> [SET PROBLEM]:
Print all of the data exactly as written.
*** TASK DATA ***
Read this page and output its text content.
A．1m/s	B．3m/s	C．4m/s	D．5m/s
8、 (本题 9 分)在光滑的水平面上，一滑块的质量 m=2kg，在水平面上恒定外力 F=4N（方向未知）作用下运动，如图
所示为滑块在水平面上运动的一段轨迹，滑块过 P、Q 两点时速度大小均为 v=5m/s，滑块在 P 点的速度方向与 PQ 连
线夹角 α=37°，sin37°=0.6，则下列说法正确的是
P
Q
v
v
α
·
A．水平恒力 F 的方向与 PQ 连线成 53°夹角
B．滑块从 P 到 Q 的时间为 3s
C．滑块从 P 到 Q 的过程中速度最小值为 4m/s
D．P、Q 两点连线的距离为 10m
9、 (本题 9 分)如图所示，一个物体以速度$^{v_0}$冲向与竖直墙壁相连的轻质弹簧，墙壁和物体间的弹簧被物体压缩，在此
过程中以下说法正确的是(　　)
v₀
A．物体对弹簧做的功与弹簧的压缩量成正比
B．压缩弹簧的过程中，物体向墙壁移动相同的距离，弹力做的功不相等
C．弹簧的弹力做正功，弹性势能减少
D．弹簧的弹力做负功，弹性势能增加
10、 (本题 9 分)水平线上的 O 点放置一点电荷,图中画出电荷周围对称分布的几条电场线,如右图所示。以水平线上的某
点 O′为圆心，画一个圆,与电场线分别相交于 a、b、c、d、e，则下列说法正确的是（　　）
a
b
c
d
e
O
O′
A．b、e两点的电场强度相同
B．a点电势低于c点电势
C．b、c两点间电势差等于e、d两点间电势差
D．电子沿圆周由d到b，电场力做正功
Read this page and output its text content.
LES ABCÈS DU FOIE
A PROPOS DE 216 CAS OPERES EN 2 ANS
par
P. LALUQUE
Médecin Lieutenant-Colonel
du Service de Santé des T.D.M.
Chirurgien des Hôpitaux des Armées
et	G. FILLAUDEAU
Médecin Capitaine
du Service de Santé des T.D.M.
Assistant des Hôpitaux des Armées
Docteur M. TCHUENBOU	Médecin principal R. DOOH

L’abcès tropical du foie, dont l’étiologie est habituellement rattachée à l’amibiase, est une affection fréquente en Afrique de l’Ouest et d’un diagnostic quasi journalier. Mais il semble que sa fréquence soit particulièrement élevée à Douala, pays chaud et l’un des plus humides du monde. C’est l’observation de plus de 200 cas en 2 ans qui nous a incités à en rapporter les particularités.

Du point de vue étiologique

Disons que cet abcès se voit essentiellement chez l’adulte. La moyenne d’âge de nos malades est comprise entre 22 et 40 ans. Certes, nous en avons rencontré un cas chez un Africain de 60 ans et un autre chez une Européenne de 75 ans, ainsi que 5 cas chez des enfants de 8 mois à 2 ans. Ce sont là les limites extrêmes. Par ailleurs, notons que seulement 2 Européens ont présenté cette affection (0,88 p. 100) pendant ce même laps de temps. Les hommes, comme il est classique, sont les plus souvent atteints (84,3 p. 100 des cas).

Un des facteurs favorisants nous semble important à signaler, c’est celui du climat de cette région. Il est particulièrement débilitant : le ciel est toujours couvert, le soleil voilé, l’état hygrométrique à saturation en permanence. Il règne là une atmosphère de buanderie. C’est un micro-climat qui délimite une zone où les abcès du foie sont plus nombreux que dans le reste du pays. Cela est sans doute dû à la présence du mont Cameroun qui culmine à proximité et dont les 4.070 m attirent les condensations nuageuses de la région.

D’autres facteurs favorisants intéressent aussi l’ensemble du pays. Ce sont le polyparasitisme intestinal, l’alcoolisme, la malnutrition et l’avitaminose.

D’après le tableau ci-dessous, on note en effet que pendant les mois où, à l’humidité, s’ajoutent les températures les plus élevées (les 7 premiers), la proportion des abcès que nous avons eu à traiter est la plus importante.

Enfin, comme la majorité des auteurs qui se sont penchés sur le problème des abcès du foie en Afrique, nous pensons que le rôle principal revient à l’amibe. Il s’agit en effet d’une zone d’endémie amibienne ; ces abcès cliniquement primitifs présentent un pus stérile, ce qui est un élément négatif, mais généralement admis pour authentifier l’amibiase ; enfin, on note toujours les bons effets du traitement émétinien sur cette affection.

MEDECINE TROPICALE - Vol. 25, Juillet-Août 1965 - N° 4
***
> [ANSWER TO THE TASK]:
Read this page and output its text content.
A．1m/s	B．3m/s	C．4m/s	D．5m/s
8、 (本题 9 分)在光滑的水平面上，一滑块的质量 m=2kg，在水平面上恒定外力 F=4N（方向未知）作用下运动，如图
所示为滑块在水平面上运动的一段轨迹，滑块过 P、Q 两点时速度大小均为 v=5m/s，滑块在 P 点的速度方向与 PQ 连
线夹角 α=37°，sin37°=0.6，则下列说法正确的是
P
Q
v
v
α
·
A．水平恒力 F 的方向与 PQ 连线成 53°夹角
B．滑块从 P 到 Q 的时间为 3s
C．滑块从 P 到 Q 的过程中速度最小值为 4m/s
D．P、Q 两点连线的距离为 10m
9、 (本题 9 分)如图所示，一个物体以速度$^{v_0}$冲向与竖直墙壁相连的轻质弹簧，墙壁和物体间的弹簧被物体压缩，在此
过程中以下说法正确的是(　　)
v₀
A．物体对弹簧做的功与弹簧的压缩量成正比
B．压缩弹簧的过程中，物体向墙壁移动相同的距离，弹力做的功不相等
C．弹簧的弹力做正功，弹性势能减少
D．弹簧的弹力做负功，弹性势能增加
10、 (本题 9 分)水平线上的 O 点放置一点电荷,图中画出电荷周围对称分布的几条电场线,如右图所示。以水平线上的某
点 O′为圆心，画一个圆,与电场线分别相交于 a、b、c、d、e，则下列说法正确的是（　　）
a
b
c
d
e
O
O′
A．b、e两点的电场强度相同
B．a点电势低于c点电势
C．b、c两点间电势差等于e、d两点间电势差
D．电子沿圆周由d到b，电场力做正功
Read this page and output its text content.
LES ABCÈS DU FOIE
A PROPOS DE 216 CAS OPERES EN 2 ANS
par
P. LALUQUE
Médecin Lieutenant-Colonel
du Service de Santé des T.D.M.
Chirurgien des Hôpitaux des Armées
et	G. FILLAUDEAU
Médecin Capitaine
du Service de Santé des T.D.M.
Assistant des Hôpitaux des Armées
Docteur M. TCHUENBOU	Médecin principal R. DOOH

L’abcès tropical du foie, dont l’étiologie est habituellement rattachée à l’amibiase, est une affection fréquente en Afrique de l’Ouest et d’un diagnostic quasi journalier. Mais il semble que sa fréquence soit particulièrement élevée à Douala, pays chaud et l’un des plus humides du monde. C’est l’observation de plus de 200 cas en 2 ans qui nous a incités à en rapporter les particularités.

Du point de vue étiologique

Disons que cet abcès se voit essentiellement chez l’adulte. La moyenne d’âge de nos malades est comprise entre 22 et 40 ans. Certes, nous en avons rencontré un cas chez un Africain de 60 ans et un autre chez une Européenne de 75 ans, ainsi que 5 cas chez des enfants de 8 mois à 2 ans. Ce sont là les limites extrêmes. Par ailleurs, notons que seulement 2 Européens ont présenté cette affection (0,88 p. 100) pendant ce même laps de temps. Les hommes, comme il est classique, sont les plus souvent atteints (84,3 p. 100 des cas).

Un des facteurs favorisants nous semble important à signaler, c’est celui du climat de cette région. Il est particulièrement débilitant : le ciel est toujours couvert, le soleil voilé, l’état hygrométrique à saturation en permanence. Il règne là une atmosphère de buanderie. C’est un micro-climat qui délimite une zone où les abcès du foie sont plus nombreux que dans le reste du pays. Cela est sans doute dû à la présence du mont Cameroun qui culmine à proximité et dont les 4.070 m attirent les condensations nuageuses de la région.

D’autres facteurs favorisants intéressent aussi l’ensemble du pays. Ce sont le polyparasitisme intestinal, l’alcoolisme, la malnutrition et l’avitaminose.

D’après le tableau ci-dessous, on note en effet que pendant les mois où, à l’humidité, s’ajoutent les températures les plus élevées (les 7 premiers), la proportion des abcès que nous avons eu à traiter est la plus importante.

Enfin, comme la majorité des auteurs qui se sont penchés sur le problème des abcès du foie en Afrique, nous pensons que le rôle principal revient à l’amibe. Il s’agit en effet d’une zone d’endémie amibienne ; ces abcès cliniquement primitifs présentent un pus stérile, ce qui est un élément négatif, mais généralement admis pour authentifier l’amibiase ; enfin, on note toujours les bons effets du traitement émétinien sur cette affection.

MEDECINE TROPICALE - Vol. 25, Juillet-Août 1965 - N° 4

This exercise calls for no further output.